## Start

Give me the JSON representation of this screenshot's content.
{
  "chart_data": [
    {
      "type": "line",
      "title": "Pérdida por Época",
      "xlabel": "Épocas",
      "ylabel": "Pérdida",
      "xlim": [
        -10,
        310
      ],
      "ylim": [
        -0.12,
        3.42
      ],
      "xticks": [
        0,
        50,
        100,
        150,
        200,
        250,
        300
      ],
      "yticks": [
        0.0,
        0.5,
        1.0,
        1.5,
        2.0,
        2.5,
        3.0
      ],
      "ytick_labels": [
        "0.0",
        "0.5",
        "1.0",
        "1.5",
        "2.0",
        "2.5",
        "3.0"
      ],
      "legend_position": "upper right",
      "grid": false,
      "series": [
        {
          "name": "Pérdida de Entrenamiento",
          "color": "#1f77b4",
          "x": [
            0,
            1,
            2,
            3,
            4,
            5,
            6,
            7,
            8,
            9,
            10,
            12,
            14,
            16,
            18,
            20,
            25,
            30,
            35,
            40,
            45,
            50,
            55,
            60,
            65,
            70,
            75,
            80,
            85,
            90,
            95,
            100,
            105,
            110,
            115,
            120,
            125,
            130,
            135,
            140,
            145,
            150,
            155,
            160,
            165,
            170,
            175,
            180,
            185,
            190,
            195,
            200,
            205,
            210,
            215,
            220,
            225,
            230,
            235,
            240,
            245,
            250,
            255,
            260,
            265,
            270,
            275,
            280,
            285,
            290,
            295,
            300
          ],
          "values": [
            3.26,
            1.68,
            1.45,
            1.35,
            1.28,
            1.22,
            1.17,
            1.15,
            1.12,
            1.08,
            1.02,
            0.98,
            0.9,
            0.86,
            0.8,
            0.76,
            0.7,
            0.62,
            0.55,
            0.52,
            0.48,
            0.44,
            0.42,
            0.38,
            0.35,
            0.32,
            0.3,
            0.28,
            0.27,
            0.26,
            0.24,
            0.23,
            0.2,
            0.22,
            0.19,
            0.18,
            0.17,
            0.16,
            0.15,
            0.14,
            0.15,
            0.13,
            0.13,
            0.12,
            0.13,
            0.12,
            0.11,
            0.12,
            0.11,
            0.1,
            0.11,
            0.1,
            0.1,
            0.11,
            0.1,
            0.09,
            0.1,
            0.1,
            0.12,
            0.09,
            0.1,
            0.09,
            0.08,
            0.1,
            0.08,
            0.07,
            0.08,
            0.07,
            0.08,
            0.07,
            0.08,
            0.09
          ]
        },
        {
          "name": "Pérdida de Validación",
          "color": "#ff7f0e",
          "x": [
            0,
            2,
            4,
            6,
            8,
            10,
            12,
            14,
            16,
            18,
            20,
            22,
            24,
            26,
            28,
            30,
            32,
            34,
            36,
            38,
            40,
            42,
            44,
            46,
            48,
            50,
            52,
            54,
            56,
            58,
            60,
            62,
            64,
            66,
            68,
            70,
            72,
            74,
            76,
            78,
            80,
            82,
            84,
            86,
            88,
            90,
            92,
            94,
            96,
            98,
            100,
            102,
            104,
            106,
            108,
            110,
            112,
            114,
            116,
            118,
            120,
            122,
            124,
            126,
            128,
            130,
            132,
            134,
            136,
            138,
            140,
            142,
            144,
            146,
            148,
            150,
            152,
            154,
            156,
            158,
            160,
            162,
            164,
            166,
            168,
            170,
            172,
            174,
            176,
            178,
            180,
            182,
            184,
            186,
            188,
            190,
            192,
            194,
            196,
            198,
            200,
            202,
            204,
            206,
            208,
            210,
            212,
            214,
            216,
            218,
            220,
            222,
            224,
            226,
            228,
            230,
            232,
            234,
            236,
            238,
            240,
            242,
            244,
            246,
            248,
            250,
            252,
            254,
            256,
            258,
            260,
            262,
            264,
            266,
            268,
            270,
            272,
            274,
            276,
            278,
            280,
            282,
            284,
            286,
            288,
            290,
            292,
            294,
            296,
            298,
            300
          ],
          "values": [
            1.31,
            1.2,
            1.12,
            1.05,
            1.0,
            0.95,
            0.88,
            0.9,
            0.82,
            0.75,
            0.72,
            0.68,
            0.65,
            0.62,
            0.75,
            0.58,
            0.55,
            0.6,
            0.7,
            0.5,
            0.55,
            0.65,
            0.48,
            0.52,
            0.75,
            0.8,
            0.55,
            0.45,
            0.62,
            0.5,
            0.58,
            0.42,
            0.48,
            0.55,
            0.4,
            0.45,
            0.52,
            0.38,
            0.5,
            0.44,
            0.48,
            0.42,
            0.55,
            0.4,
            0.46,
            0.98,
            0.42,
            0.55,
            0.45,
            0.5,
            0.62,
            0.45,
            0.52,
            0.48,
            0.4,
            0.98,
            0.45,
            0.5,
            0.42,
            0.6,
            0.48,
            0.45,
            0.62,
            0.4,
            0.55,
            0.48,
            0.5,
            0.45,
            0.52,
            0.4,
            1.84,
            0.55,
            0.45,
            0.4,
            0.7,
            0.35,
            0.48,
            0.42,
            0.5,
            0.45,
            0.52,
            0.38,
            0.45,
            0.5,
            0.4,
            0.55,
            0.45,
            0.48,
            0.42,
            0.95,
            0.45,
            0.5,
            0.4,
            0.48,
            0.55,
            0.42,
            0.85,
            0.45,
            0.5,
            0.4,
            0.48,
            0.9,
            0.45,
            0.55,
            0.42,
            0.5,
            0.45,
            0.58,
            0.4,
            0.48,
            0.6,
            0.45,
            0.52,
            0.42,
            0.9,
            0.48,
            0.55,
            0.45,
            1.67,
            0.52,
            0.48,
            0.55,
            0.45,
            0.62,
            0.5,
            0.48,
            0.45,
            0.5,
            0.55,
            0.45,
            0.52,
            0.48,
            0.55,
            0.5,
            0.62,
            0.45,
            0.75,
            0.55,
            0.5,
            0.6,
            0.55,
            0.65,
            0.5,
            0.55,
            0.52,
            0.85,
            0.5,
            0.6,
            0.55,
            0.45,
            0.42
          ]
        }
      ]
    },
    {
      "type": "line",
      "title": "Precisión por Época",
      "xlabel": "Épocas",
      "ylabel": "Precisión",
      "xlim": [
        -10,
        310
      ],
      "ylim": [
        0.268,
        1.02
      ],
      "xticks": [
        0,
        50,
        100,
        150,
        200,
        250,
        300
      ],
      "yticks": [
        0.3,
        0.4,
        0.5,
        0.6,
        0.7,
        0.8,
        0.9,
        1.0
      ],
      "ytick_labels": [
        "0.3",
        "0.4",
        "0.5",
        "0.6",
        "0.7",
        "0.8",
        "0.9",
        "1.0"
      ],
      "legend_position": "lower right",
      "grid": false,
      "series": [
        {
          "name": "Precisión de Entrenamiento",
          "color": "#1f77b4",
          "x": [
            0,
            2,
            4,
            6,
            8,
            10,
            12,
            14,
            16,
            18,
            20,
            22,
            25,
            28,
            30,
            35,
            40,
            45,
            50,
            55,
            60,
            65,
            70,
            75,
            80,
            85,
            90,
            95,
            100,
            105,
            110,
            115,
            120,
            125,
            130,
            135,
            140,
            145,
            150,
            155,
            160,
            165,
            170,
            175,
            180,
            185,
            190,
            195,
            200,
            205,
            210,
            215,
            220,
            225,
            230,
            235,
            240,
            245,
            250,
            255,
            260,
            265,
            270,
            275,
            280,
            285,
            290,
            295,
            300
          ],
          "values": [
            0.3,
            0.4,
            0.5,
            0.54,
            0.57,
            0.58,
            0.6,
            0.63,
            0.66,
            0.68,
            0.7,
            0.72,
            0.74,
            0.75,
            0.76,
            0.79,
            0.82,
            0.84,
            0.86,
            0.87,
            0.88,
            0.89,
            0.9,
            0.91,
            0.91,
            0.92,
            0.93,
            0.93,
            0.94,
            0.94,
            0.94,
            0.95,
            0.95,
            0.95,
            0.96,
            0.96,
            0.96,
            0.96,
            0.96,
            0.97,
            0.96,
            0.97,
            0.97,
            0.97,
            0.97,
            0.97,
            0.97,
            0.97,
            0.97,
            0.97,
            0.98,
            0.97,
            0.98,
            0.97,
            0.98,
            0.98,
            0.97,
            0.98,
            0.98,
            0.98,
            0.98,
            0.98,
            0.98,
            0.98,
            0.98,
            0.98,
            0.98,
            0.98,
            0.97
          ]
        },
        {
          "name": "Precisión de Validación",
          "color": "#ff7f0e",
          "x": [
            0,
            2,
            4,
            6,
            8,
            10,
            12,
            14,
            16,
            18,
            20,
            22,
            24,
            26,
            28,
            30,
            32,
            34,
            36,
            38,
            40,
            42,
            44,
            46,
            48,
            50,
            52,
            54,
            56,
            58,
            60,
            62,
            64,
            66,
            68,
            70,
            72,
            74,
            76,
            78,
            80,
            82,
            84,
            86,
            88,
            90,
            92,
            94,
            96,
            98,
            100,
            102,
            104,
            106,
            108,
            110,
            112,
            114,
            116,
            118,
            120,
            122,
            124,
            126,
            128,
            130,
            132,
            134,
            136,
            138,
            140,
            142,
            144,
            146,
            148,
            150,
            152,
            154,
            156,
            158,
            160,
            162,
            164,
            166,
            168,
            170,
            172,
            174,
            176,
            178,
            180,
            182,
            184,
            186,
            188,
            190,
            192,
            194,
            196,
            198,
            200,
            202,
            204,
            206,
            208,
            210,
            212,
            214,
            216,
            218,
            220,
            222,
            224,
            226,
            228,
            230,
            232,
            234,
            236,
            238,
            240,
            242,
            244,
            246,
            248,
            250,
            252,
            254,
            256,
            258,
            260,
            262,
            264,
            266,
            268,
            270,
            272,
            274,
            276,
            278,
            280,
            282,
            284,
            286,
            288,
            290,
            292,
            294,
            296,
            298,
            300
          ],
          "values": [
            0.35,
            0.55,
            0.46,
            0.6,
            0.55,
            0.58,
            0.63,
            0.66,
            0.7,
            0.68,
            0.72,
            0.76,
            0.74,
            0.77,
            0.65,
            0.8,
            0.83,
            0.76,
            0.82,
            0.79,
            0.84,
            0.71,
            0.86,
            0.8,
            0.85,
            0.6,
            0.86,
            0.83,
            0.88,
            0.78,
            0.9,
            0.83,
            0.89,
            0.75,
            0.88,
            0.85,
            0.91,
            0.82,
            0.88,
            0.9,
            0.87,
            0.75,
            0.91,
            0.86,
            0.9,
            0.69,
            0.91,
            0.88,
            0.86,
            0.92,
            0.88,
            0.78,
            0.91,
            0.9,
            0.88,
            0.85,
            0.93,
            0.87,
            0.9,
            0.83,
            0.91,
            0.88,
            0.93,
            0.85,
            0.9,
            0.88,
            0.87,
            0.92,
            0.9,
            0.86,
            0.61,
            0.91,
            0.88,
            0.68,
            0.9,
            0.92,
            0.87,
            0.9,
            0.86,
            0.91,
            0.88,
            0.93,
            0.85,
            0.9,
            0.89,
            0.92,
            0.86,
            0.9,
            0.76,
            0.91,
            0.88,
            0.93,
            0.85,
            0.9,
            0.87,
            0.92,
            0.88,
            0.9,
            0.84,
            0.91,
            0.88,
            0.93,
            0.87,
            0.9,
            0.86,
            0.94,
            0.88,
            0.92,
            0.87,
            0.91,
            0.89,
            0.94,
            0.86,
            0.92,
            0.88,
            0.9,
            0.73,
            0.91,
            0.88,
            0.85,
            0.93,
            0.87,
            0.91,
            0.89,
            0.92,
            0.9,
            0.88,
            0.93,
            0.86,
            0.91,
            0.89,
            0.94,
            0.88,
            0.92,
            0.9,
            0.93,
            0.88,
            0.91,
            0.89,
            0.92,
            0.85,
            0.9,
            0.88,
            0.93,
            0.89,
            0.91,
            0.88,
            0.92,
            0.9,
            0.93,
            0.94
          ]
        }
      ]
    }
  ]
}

## End

> [Aim of the exercise]:
Review the preceding data and report every line that includes the string "title".

> [Complete answer]:
      "title": "Pérdida por Época",
      "title": "Precisión por Época",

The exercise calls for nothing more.